● **Set exercise**: Your job is to retype all of the data word for word, leaving every image out.
· · · · ·
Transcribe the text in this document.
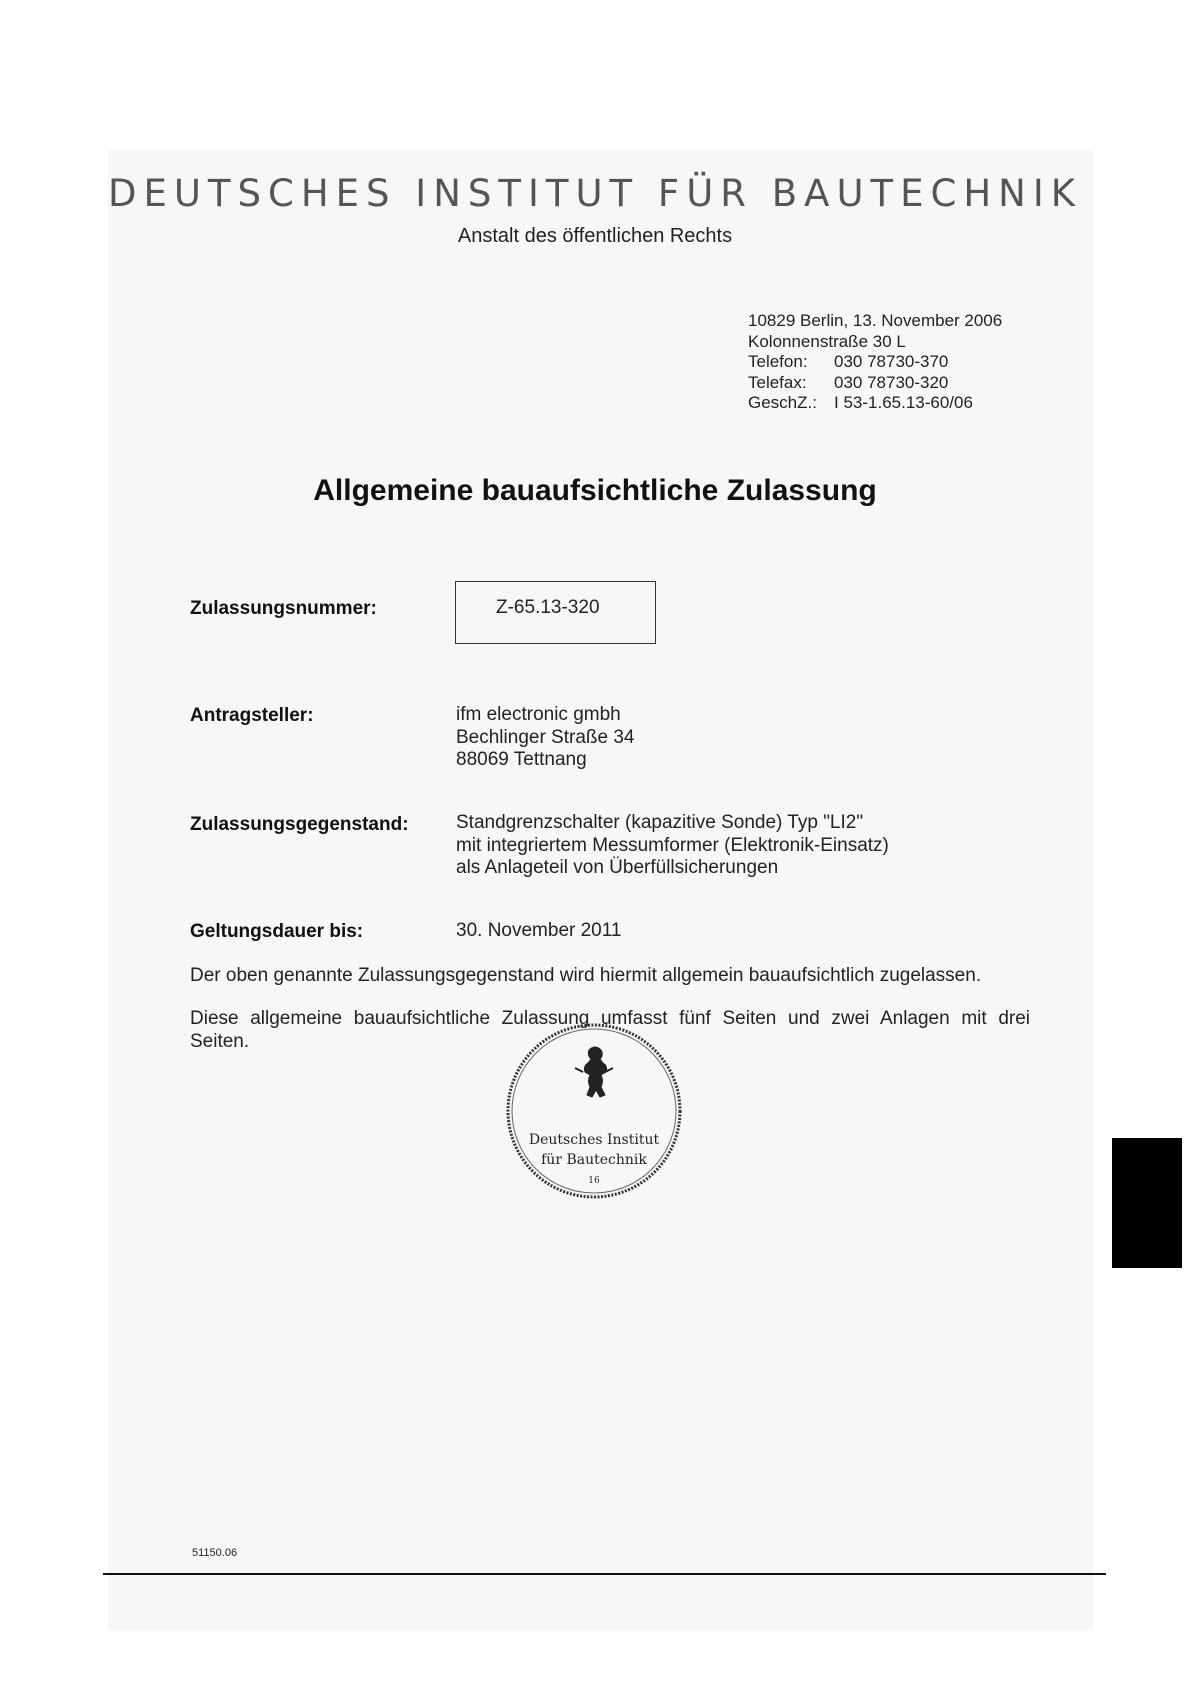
DEUTSCHES INSTITUT FÜR BAUTECHNIK
Anstalt des öffentlichen Rechts
10829 Berlin, 13. November 2006
Kolonnenstraße 30 L
Telefon: 030 78730-370
Telefax: 030 78730-320
GeschZ.: I 53-1.65.13-60/06
Allgemeine bauaufsichtliche Zulassung
Zulassungsnummer:	Z-65.13-320
Antragsteller:	ifm electronic gmbh
Bechlinger Straße 34
88069 Tettnang
Zulassungsgegenstand: Standgrenzschalter (kapazitive Sonde) Typ "LI2"
mit integriertem Messumformer (Elektronik-Einsatz)
als Anlageteil von Überfüllsicherungen
Geltungsdauer bis:	30. November 2011
Der oben genannte Zulassungsgegenstand wird hiermit allgemein bauaufsichtlich zugelassen.
Diese allgemeine bauaufsichtliche Zulassung umfasst fünf Seiten und zwei Anlagen mit drei
Seiten.
Deutsches Institut
für Bautechnik
16
51150.06
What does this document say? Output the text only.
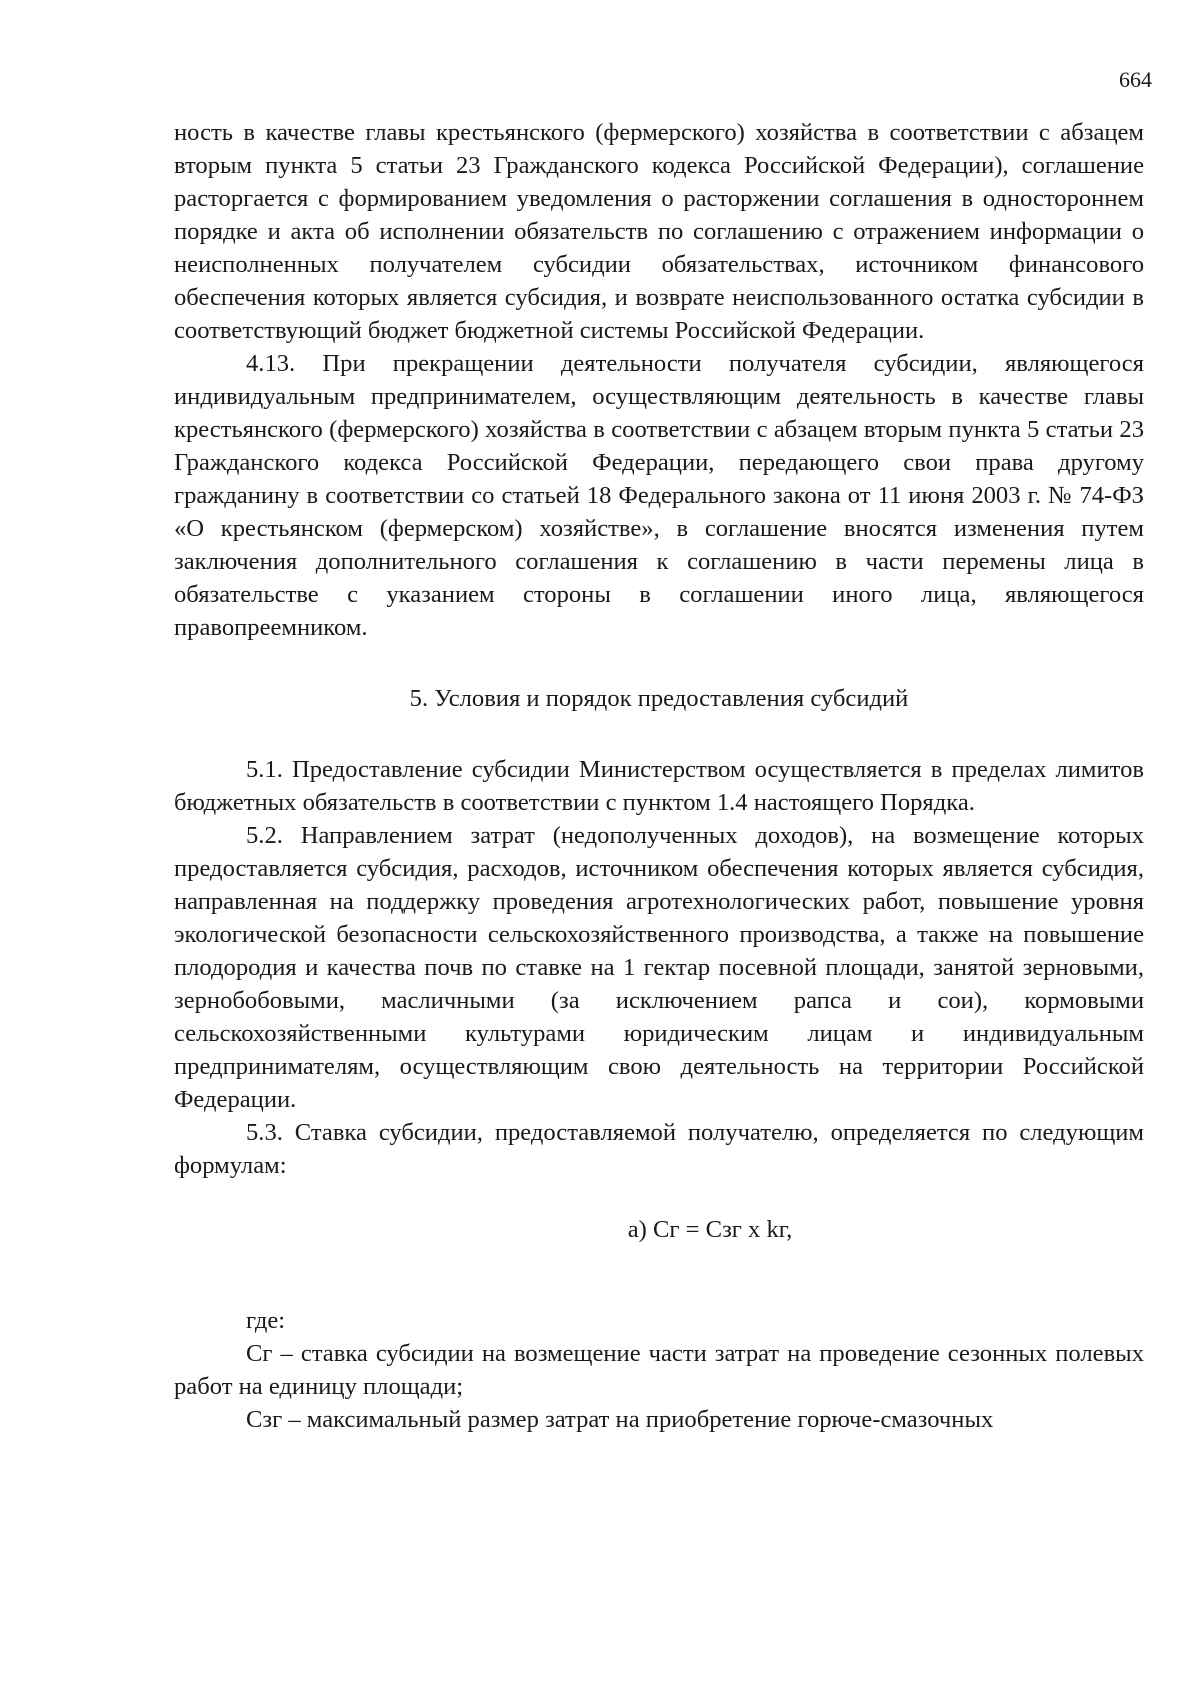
664

ность в качестве главы крестьянского (фермерского) хозяйства в соответствии с абзацем вторым пункта 5 статьи 23 Гражданского кодекса Российской Федерации), соглашение расторгается с формированием уведомления о расторжении соглашения в одностороннем порядке и акта об исполнении обязательств по соглашению с отражением информации о неисполненных получателем субсидии обязательствах, источником финансового обеспечения которых является субсидия, и возврате неиспользованного остатка субсидии в соответствующий бюджет бюджетной системы Российской Федерации.

4.13. При прекращении деятельности получателя субсидии, являющегося индивидуальным предпринимателем, осуществляющим деятельность в качестве главы крестьянского (фермерского) хозяйства в соответствии с абзацем вторым пункта 5 статьи 23 Гражданского кодекса Российской Федерации, передающего свои права другому гражданину в соответствии со статьей 18 Федерального закона от 11 июня 2003 г. № 74-ФЗ «О крестьянском (фермерском) хозяйстве», в соглашение вносятся изменения путем заключения дополнительного соглашения к соглашению в части перемены лица в обязательстве с указанием стороны в соглашении иного лица, являющегося правопреемником.

5. Условия и порядок предоставления субсидий

5.1. Предоставление субсидии Министерством осуществляется в пределах лимитов бюджетных обязательств в соответствии с пунктом 1.4 настоящего Порядка.

5.2. Направлением затрат (недополученных доходов), на возмещение которых предоставляется субсидия, расходов, источником обеспечения которых является субсидия, направленная на поддержку проведения агротехнологических работ, повышение уровня экологической безопасности сельскохозяйственного производства, а также на повышение плодородия и качества почв по ставке на 1 гектар посевной площади, занятой зерновыми, зернобобовыми, масличными (за исключением рапса и сои), кормовыми сельскохозяйственными культурами юридическим лицам и индивидуальным предпринимателям, осуществляющим свою деятельность на территории Российской Федерации.

5.3. Ставка субсидии, предоставляемой получателю, определяется по следующим формулам:

а) Сг = Сзг х kг,

где:

Сг – ставка субсидии на возмещение части затрат на проведение сезонных полевых работ на единицу площади;

Сзг – максимальный размер затрат на приобретение горюче-смазочных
· · · · ·
● **Output for this exercise**:
Transcribe the text in this document.
DEUTSCHES INSTITUT FÜR BAUTECHNIK
Anstalt des öffentlichen Rechts
10829 Berlin, 13. November 2006
Kolonnenstraße 30 L
Telefon: 030 78730-370
Telefax: 030 78730-320
GeschZ.: I 53-1.65.13-60/06
Allgemeine bauaufsichtliche Zulassung
Zulassungsnummer:	Z-65.13-320
Antragsteller:	ifm electronic gmbh
Bechlinger Straße 34
88069 Tettnang
Zulassungsgegenstand: Standgrenzschalter (kapazitive Sonde) Typ "LI2"
mit integriertem Messumformer (Elektronik-Einsatz)
als Anlageteil von Überfüllsicherungen
Geltungsdauer bis:	30. November 2011
Der oben genannte Zulassungsgegenstand wird hiermit allgemein bauaufsichtlich zugelassen.
Diese allgemeine bauaufsichtliche Zulassung umfasst fünf Seiten und zwei Anlagen mit drei
Seiten.
Deutsches Institut
für Bautechnik
16
51150.06
What does this document say? Output the text only.
664

ность в качестве главы крестьянского (фермерского) хозяйства в соответствии с абзацем вторым пункта 5 статьи 23 Гражданского кодекса Российской Федерации), соглашение расторгается с формированием уведомления о расторжении соглашения в одностороннем порядке и акта об исполнении обязательств по соглашению с отражением информации о неисполненных получателем субсидии обязательствах, источником финансового обеспечения которых является субсидия, и возврате неиспользованного остатка субсидии в соответствующий бюджет бюджетной системы Российской Федерации.

4.13. При прекращении деятельности получателя субсидии, являющегося индивидуальным предпринимателем, осуществляющим деятельность в качестве главы крестьянского (фермерского) хозяйства в соответствии с абзацем вторым пункта 5 статьи 23 Гражданского кодекса Российской Федерации, передающего свои права другому гражданину в соответствии со статьей 18 Федерального закона от 11 июня 2003 г. № 74-ФЗ «О крестьянском (фермерском) хозяйстве», в соглашение вносятся изменения путем заключения дополнительного соглашения к соглашению в части перемены лица в обязательстве с указанием стороны в соглашении иного лица, являющегося правопреемником.

5. Условия и порядок предоставления субсидий

5.1. Предоставление субсидии Министерством осуществляется в пределах лимитов бюджетных обязательств в соответствии с пунктом 1.4 настоящего Порядка.

5.2. Направлением затрат (недополученных доходов), на возмещение которых предоставляется субсидия, расходов, источником обеспечения которых является субсидия, направленная на поддержку проведения агротехнологических работ, повышение уровня экологической безопасности сельскохозяйственного производства, а также на повышение плодородия и качества почв по ставке на 1 гектар посевной площади, занятой зерновыми, зернобобовыми, масличными (за исключением рапса и сои), кормовыми сельскохозяйственными культурами юридическим лицам и индивидуальным предпринимателям, осуществляющим свою деятельность на территории Российской Федерации.

5.3. Ставка субсидии, предоставляемой получателю, определяется по следующим формулам:

а) Сг = Сзг х kг,

где:

Сг – ставка субсидии на возмещение части затрат на проведение сезонных полевых работ на единицу площади;

Сзг – максимальный размер затрат на приобретение горюче-смазочных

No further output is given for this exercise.